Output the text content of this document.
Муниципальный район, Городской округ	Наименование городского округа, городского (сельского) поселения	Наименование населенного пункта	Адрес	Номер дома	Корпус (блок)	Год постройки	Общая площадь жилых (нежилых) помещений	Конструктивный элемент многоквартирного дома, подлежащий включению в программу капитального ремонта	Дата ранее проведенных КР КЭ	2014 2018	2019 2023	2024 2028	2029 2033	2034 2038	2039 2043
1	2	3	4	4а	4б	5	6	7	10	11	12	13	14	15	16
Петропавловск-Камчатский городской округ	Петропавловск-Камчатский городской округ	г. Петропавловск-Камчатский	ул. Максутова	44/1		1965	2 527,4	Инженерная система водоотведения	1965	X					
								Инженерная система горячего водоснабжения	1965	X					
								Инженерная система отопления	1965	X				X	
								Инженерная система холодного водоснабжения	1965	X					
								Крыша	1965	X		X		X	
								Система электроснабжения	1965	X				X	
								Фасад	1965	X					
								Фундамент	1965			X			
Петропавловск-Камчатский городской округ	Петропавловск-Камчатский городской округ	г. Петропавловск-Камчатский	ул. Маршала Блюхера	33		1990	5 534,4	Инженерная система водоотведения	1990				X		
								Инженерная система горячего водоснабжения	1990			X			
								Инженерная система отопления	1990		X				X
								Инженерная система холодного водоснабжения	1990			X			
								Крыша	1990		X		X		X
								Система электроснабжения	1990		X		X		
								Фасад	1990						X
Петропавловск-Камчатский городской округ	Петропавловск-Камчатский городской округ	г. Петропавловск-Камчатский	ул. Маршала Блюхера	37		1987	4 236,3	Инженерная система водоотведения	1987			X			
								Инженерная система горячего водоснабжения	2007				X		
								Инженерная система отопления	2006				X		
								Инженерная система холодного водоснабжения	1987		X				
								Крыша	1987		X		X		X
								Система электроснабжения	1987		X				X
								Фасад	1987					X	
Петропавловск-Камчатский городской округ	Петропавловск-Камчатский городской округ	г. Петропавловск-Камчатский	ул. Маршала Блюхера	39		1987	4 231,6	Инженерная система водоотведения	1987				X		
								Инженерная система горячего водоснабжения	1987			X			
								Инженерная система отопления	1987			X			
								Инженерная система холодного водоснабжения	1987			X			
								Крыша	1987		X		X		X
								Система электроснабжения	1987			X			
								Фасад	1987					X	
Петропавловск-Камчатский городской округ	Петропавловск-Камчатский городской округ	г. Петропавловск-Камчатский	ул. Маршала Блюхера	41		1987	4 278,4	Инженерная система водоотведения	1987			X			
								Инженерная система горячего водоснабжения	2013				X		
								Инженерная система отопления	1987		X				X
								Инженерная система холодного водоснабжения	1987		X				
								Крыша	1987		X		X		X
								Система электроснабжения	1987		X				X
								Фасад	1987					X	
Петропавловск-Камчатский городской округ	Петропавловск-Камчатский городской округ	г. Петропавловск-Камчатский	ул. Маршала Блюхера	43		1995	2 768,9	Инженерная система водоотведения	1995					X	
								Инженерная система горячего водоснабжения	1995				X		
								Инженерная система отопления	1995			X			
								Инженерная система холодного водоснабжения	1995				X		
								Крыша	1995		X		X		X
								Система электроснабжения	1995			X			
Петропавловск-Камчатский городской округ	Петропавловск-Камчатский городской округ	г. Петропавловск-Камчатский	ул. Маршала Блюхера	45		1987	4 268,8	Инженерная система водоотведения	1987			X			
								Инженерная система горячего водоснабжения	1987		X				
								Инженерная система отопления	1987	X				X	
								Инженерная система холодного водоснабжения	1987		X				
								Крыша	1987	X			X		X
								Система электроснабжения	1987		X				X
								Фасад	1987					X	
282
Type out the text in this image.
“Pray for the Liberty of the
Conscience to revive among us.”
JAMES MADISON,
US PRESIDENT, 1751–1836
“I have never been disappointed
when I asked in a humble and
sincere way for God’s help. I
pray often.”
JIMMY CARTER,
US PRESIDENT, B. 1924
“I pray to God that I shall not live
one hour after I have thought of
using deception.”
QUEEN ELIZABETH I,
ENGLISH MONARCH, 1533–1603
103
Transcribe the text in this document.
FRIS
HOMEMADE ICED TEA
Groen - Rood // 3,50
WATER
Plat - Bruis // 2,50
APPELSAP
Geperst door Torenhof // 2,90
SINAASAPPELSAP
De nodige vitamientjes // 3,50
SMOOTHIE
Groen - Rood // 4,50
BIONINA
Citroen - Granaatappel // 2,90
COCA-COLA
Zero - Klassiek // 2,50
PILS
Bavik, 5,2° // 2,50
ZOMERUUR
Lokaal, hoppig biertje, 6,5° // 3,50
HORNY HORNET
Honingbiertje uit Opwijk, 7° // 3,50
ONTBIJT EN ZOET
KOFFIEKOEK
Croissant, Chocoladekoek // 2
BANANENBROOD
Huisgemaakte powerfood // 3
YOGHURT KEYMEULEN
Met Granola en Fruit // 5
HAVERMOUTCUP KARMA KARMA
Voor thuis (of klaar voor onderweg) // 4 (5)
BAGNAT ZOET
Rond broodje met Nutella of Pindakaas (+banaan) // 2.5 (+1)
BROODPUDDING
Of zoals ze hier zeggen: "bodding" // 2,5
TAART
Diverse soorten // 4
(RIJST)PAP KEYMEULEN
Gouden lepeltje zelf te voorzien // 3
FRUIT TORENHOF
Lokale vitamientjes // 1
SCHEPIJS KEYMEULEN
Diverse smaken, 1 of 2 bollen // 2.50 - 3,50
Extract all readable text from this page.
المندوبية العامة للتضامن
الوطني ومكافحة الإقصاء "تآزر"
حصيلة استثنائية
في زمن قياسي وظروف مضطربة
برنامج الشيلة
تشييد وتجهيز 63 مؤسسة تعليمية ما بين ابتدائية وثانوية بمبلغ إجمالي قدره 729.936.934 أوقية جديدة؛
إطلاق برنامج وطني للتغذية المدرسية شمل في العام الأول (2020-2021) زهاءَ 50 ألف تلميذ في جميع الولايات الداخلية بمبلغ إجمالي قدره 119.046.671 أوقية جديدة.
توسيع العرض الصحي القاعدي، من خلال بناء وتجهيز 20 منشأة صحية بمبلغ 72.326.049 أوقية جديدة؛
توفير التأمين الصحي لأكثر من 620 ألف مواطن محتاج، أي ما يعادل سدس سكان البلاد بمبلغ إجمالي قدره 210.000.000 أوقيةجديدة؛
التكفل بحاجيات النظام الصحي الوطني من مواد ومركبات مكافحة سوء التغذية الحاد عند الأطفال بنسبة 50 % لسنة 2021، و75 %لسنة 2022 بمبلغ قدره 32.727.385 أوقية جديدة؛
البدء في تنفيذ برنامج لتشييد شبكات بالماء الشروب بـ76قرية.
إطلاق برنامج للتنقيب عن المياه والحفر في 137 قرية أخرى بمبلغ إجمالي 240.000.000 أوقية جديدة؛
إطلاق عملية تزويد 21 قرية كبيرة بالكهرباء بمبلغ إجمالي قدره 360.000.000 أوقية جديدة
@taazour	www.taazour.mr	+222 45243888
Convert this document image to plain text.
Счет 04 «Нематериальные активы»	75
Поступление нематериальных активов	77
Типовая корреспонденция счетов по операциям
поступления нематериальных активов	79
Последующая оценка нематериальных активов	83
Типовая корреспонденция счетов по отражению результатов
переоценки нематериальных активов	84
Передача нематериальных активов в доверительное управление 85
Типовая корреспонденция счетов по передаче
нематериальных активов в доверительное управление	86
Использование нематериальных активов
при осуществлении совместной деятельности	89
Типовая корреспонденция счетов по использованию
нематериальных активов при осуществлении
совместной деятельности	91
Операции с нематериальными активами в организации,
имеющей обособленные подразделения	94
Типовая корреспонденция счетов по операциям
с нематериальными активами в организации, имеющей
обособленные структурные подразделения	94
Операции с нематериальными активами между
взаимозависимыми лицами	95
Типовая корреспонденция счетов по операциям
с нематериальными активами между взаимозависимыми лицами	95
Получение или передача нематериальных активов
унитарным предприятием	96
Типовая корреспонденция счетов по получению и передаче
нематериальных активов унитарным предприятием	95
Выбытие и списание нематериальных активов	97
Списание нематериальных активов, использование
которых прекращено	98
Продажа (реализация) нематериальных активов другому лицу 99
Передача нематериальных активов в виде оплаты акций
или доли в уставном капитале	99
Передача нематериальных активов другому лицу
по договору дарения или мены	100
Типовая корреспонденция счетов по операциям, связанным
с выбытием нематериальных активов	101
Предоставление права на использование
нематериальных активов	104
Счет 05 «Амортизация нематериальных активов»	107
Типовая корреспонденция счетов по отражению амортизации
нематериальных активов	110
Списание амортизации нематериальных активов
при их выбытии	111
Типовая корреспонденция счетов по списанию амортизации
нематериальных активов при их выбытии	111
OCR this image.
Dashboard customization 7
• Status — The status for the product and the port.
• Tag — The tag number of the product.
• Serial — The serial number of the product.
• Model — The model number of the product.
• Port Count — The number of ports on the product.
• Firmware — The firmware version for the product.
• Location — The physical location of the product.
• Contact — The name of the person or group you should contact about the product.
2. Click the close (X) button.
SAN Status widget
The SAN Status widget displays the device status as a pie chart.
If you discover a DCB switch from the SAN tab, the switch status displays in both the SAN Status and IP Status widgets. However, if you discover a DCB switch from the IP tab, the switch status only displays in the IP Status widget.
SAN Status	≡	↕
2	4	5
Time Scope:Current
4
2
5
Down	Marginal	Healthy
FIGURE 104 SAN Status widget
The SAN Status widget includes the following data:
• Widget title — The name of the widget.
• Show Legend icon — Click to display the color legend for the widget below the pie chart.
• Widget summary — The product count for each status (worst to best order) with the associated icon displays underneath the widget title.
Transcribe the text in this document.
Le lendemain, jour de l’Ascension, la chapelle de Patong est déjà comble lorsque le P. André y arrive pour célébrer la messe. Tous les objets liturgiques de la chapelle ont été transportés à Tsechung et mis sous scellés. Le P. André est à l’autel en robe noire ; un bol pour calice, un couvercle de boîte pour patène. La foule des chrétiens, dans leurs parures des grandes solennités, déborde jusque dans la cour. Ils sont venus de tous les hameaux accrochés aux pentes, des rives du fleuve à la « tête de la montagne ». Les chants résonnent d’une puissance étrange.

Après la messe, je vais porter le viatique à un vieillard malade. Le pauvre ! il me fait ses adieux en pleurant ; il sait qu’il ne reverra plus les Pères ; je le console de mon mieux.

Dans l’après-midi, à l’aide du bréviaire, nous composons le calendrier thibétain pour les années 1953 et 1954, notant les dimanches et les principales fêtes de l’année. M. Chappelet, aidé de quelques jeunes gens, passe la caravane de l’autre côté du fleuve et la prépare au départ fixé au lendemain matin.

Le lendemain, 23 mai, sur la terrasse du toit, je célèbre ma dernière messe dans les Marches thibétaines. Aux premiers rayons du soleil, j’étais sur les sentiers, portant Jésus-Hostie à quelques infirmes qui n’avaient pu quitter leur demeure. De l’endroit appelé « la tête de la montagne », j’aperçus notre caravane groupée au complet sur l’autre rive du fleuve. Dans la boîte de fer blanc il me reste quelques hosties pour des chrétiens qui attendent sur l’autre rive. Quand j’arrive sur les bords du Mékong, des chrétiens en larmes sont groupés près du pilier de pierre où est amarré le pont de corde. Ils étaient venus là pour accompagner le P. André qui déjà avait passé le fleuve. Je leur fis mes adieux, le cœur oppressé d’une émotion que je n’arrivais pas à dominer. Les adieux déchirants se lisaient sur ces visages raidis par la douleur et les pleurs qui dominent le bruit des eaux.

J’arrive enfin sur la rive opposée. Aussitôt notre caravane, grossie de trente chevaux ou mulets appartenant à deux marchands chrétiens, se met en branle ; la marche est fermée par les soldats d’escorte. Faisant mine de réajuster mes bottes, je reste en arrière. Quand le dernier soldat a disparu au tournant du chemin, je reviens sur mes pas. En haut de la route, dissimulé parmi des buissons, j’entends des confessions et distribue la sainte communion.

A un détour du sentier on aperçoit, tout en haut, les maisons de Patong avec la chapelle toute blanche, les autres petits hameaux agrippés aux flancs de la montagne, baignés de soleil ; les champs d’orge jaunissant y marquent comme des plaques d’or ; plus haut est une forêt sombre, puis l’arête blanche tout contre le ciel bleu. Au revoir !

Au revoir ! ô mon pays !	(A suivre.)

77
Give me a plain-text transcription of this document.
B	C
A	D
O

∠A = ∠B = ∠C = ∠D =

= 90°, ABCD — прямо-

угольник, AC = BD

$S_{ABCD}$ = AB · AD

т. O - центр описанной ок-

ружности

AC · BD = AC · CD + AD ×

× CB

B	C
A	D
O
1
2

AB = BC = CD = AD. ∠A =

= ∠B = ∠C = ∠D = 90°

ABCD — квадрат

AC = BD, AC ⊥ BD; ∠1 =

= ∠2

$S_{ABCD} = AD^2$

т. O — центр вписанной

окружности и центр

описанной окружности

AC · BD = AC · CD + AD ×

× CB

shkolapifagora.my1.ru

————

▶ **TASK DESCRIPTION**: Pull out each line of the listing that holds the string "подразделения".

▶ **RESULT FOR THIS TASK**:
имеющей обособленные подразделения	94
обособленные структурные подразделения	94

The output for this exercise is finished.